Excerpted records:

────

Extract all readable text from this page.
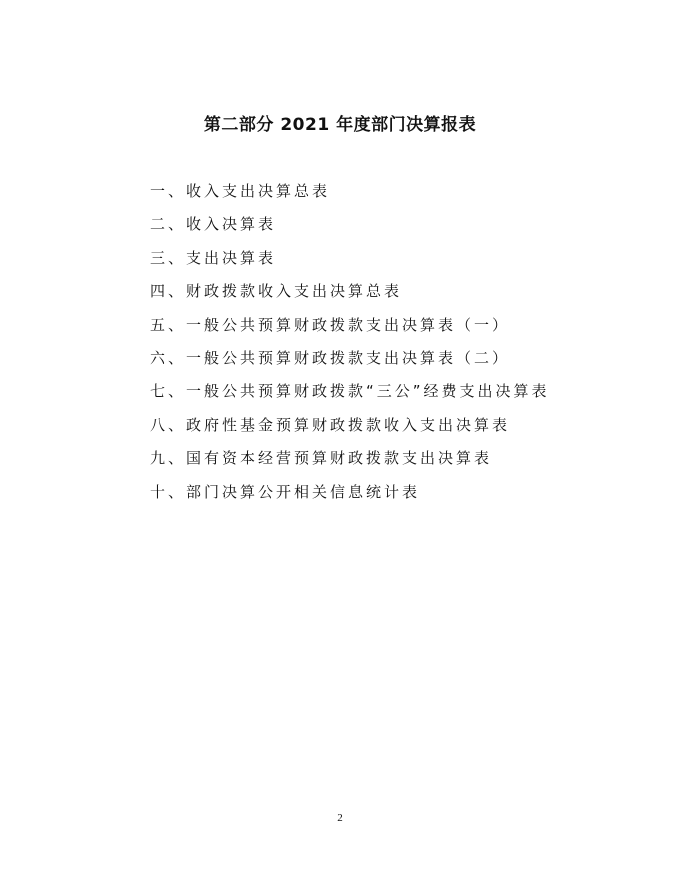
第二部分 2021 年度部门决算报表
一、收入支出决算总表
二、收入决算表
三、支出决算表
四、财政拨款收入支出决算总表
五、一般公共预算财政拨款支出决算表（一）
六、一般公共预算财政拨款支出决算表（二）
七、一般公共预算财政拨款“三公”经费支出决算表
八、政府性基金预算财政拨款收入支出决算表
九、国有资本经营预算财政拨款支出决算表
十、部门决算公开相关信息统计表
2
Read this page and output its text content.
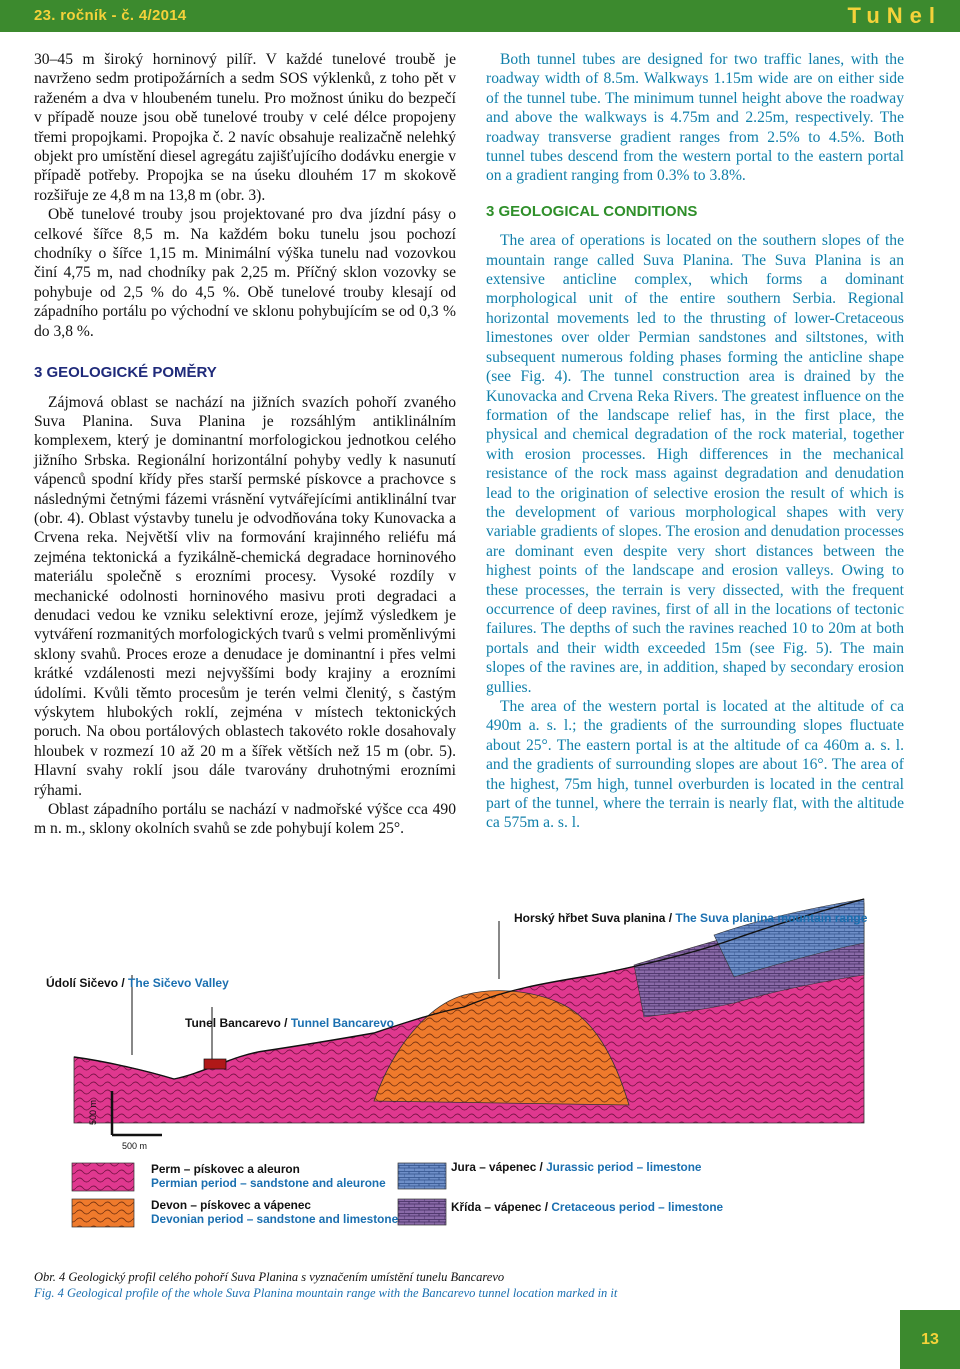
23. ročník - č. 4/2014	TuNel

30–45 m široký horninový pilíř. V každé tunelové troubě je navrženo sedm protipožárních a sedm SOS výklenků, z toho pět v raženém a dva v hloubeném tunelu. Pro možnost úniku do bezpečí v případě nouze jsou obě tunelové trouby v celé délce propojeny třemi propojkami. Propojka č. 2 navíc obsahuje realizačně nelehký objekt pro umístění diesel agregátu zajišťujícího dodávku energie v případě potřeby. Propojka se na úseku dlouhém 17 m skokově rozšiřuje ze 4,8 m na 13,8 m (obr. 3).

Obě tunelové trouby jsou projektované pro dva jízdní pásy o celkové šířce 8,5 m. Na každém boku tunelu jsou pochozí chodníky o šířce 1,15 m. Minimální výška tunelu nad vozovkou činí 4,75 m, nad chodníky pak 2,25 m. Příčný sklon vozovky se pohybuje od 2,5 % do 4,5 %. Obě tunelové trouby klesají od západního portálu po východní ve sklonu pohybujícím se od 0,3 % do 3,8 %.

3 GEOLOGICKÉ POMĚRY

Zájmová oblast se nachází na jižních svazích pohoří zvaného Suva Planina. Suva Planina je rozsáhlým antiklinálním komplexem, který je dominantní morfologickou jednotkou celého jižního Srbska. Regionální horizontální pohyby vedly k nasunutí vápenců spodní křídy přes starší permské pískovce a prachovce s následnými četnými fázemi vrásnění vytvářejícími antiklinální tvar (obr. 4). Oblast výstavby tunelu je odvodňována toky Kunovacka a Crvena reka. Největší vliv na formování krajinného reliéfu má zejména tektonická a fyzikálně-chemická degradace horninového materiálu společně s erozními procesy. Vysoké rozdíly v mechanické odolnosti horninového masivu proti degradaci a denudaci vedou ke vzniku selektivní eroze, jejímž výsledkem je vytváření rozmanitých morfologických tvarů s velmi proměnlivými sklony svahů. Proces eroze a denudace je dominantní i přes velmi krátké vzdálenosti mezi nejvyššími body krajiny a erozními údolími. Kvůli těmto procesům je terén velmi členitý, s častým výskytem hlubokých roklí, zejména v místech tektonických poruch. Na obou portálových oblastech takovéto rokle dosahovaly hloubek v rozmezí 10 až 20 m a šířek větších než 15 m (obr. 5). Hlavní svahy roklí jsou dále tvarovány druhotnými erozními rýhami.

Oblast západního portálu se nachází v nadmořské výšce cca 490 m n. m., sklony okolních svahů se zde pohybují kolem 25°.

Both tunnel tubes are designed for two traffic lanes, with the roadway width of 8.5m. Walkways 1.15m wide are on either side of the tunnel tube. The minimum tunnel height above the roadway and above the walkways is 4.75m and 2.25m, respectively. The roadway transverse gradient ranges from 2.5% to 4.5%. Both tunnel tubes descend from the western portal to the eastern portal on a gradient ranging from 0.3% to 3.8%.

3 GEOLOGICAL CONDITIONS

The area of operations is located on the southern slopes of the mountain range called Suva Planina. The Suva Planina is an extensive anticline complex, which forms a dominant morphological unit of the entire southern Serbia. Regional horizontal movements led to the thrusting of lower-Cretaceous limestones over older Permian sandstones and siltstones, with subsequent numerous folding phases forming the anticline shape (see Fig. 4). The tunnel construction area is drained by the Kunovacka and Crvena Reka Rivers. The greatest influence on the formation of the landscape relief has, in the first place, the physical and chemical degradation of the rock material, together with erosion processes. High differences in the mechanical resistance of the rock mass against degradation and denudation lead to the origination of selective erosion the result of which is the development of various morphological shapes with very variable gradients of slopes. The erosion and denudation processes are dominant even despite very short distances between the highest points of the landscape and erosion valleys. Owing to these processes, the terrain is very dissected, with the frequent occurrence of deep ravines, first of all in the locations of tectonic failures. The depths of such the ravines reached 10 to 20m at both portals and their width exceeded 15m (see Fig. 5). The main slopes of the ravines are, in addition, shaped by secondary erosion gullies.

The area of the western portal is located at the altitude of ca 490m a. s. l.; the gradients of the surrounding slopes fluctuate about 25°. The eastern portal is at the altitude of ca 460m a. s. l. and the gradients of surrounding slopes are about 16°. The area of the highest, 75m high, tunnel overburden is located in the central part of the tunnel, where the terrain is nearly flat, with the altitude ca 575m a. s. l.

500 m
500 m
Horský hřbet Suva planina / The Suva planina mountain range
Údolí Sičevo / The Sičevo Valley
Tunel Bancarevo / Tunnel Bancarevo
Perm – pískovec a aleuron
Permian period – sandstone and aleurone
Devon – pískovec a vápenec
Devonian period – sandstone and limestone
Jura – vápenec / Jurassic period – limestone
Křída – vápenec / Cretaceous period – limestone
Obr. 4 Geologický profil celého pohoří Suva Planina s vyznačením umístění tunelu Bancarevo
Fig. 4 Geological profile of the whole Suva Planina mountain range with the Bancarevo tunnel location marked in it
13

────

Problem to work on:
In the records above, tally the lines where the word "západního" appears, and give the number and nothing else.

The solution:
2